§ **EXCERPTED TEXT**:

════════════════

Communication is one of the most critical ingredients of successful business management and a happy workplace. One of the most important traits of the most successful organizations is a culture that fosters open communication.
When there is more open communication between the various levels in an organization or between teams and functions, organizational productivity is higher.
Otherwise, communication barriers can hurt productivity by giving rise to bottlenecks. Apart from that poor organizational communication can also hurt employee morale.
The importance of communication with regards to management and business operations has been highlighted by research. It becomes even critical during the times of a crisis when the organization is undergoing a major change like a merger or when some other organization-wide change is in process. Good communication ensures the smooth operation of organizational processes.
It also ensures higher synchronization and alignment between organizational objectives and staff performance. While managing good communication throughout the organization ensures a higher success rate, it is a challenge before leaders and managers to ensure proper flow of communication across the entire organization. Several barriers to communication exist and hurt organizational productivity and employee success.
Various types of communication barriers
In this article, we will discuss the types of communication barriers that lead to loss of performance, give rise to misunderstandings or even ruin employee morale.
Distorting or withholding information to manage a person’s reaction is called filtering. This can happen due to several reasons and the most prominent one is fear. For example, the sales have been poor and the sales manager keeps the figures from the vice president in order to avoid causing anger and frustration. Many times people manipulate information to make it appear more favorable even if it affects decision making.

════════════════

§ **RECORD EXTRACTS**:
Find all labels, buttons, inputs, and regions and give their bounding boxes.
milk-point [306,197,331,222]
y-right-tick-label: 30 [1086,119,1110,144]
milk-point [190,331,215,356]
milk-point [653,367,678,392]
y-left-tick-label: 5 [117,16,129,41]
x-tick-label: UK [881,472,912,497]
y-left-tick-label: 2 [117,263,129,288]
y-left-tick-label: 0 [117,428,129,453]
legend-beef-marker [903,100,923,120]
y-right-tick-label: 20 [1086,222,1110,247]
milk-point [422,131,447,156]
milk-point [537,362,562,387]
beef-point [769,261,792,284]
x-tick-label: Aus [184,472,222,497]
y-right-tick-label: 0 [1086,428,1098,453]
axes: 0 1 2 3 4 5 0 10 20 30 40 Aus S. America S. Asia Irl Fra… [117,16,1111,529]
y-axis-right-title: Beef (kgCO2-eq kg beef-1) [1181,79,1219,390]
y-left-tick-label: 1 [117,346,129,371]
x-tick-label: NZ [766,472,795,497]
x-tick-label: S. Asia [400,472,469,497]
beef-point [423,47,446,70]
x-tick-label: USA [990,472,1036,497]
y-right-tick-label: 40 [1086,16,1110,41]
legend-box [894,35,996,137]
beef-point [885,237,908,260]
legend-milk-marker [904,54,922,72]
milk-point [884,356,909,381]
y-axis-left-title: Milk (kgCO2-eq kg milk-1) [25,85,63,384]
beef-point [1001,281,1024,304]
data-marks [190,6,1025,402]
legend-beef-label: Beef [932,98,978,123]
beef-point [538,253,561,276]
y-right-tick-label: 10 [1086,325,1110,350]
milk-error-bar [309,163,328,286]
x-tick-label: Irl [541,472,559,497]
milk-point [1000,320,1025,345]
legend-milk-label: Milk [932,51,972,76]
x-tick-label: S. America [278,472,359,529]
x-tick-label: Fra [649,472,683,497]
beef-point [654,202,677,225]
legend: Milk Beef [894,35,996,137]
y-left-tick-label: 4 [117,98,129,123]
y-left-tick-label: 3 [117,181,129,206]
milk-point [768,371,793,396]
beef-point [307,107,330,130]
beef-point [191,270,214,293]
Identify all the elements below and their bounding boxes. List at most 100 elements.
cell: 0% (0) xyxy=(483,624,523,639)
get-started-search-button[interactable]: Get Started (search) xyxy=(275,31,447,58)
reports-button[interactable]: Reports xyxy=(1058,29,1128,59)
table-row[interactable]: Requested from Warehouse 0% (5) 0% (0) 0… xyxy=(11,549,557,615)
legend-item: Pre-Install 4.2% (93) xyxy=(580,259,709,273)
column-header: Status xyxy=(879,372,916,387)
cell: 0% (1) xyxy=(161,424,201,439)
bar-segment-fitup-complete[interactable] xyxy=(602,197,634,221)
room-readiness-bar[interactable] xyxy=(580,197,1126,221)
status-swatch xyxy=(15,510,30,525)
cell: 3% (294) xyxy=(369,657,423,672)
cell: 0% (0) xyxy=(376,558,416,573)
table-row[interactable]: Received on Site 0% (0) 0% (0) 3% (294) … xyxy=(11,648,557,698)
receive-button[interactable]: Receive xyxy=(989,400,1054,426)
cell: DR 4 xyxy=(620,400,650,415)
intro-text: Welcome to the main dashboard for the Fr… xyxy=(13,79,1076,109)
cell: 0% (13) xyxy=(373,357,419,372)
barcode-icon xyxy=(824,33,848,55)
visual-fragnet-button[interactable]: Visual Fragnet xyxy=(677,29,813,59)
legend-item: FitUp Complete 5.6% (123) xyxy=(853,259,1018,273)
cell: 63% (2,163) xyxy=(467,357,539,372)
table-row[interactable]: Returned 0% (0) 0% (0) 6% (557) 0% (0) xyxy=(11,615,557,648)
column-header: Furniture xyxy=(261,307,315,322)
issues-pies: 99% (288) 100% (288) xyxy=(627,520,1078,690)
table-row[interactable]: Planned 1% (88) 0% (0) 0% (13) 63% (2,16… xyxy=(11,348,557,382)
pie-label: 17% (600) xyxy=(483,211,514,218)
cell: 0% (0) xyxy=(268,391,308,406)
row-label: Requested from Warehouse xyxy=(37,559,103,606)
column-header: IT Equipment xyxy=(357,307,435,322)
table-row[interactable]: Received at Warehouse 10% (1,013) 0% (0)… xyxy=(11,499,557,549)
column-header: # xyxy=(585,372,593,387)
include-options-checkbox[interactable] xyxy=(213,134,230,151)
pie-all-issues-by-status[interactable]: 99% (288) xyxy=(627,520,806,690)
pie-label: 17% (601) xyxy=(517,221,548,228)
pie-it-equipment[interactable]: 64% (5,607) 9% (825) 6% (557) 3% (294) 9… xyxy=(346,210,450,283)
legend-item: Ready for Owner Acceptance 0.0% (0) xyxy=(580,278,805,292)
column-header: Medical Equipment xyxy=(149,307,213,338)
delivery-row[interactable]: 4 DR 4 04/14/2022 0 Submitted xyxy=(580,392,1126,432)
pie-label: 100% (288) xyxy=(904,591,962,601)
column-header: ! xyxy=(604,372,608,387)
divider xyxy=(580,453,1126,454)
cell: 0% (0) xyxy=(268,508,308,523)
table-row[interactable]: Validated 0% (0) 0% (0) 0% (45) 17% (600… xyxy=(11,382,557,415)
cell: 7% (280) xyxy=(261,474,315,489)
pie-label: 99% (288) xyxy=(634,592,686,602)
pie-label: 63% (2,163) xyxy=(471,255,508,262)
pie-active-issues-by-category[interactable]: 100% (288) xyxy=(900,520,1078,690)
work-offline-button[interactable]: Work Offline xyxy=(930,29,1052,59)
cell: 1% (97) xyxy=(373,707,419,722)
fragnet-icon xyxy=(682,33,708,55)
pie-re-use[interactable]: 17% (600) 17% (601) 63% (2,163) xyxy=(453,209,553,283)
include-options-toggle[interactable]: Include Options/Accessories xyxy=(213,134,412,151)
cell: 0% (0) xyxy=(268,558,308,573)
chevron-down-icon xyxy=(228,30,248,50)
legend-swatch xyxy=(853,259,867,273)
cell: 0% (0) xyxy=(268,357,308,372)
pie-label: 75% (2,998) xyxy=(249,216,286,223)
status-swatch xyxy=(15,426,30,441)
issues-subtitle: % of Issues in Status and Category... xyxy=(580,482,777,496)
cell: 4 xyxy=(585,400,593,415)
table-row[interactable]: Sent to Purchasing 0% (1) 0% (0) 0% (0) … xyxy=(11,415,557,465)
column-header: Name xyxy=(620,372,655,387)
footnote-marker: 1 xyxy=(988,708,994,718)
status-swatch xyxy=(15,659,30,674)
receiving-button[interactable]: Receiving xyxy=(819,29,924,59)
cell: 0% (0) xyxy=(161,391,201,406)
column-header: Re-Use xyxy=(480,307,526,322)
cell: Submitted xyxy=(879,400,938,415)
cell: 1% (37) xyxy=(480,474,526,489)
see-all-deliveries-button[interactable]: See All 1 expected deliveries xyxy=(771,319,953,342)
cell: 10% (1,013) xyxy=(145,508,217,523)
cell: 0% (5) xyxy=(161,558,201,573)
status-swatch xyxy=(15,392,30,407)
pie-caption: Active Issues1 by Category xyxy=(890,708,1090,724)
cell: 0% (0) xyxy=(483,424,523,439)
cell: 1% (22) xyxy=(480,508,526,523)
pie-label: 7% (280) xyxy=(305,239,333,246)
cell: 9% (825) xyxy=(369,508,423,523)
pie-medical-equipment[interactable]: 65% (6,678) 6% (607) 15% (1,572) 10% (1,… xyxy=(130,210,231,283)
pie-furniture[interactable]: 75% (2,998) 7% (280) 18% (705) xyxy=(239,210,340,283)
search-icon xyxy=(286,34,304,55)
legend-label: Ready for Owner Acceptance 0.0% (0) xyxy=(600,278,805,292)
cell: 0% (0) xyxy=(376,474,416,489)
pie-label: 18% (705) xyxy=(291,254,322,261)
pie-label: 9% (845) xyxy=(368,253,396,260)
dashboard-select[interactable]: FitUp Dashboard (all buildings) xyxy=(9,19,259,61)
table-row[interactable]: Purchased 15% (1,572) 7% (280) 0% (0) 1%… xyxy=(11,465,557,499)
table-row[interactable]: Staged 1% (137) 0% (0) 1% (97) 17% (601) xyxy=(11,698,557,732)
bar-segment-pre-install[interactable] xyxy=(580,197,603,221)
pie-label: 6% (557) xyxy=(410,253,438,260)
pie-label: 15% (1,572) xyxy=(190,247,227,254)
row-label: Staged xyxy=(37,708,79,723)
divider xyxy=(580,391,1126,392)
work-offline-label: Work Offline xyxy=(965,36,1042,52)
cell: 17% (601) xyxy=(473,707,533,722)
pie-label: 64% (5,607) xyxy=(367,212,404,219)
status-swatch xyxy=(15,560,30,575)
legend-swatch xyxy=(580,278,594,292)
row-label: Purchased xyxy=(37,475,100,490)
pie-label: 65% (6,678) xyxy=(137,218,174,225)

════════════════

§ **EXERCISE AIM**: Print the stretch of the text on workplace communication from "When there is" through "of organizational processes.". The rows have no connection to the text on workplace communication.

§ **WORKED ANSWER**:
When there is more open communication between the various levels in an organization or between teams and functions, organizational productivity is higher.
Otherwise, communication barriers can hurt productivity by giving rise to bottlenecks. Apart from that poor organizational communication can also hurt employee morale.
The importance of communication with regards to management and business operations has been highlighted by research. It becomes even critical during the times of a crisis when the organization is undergoing a major change like a merger or when some other organization-wide change is in process. Good communication ensures the smooth operation of organizational processes.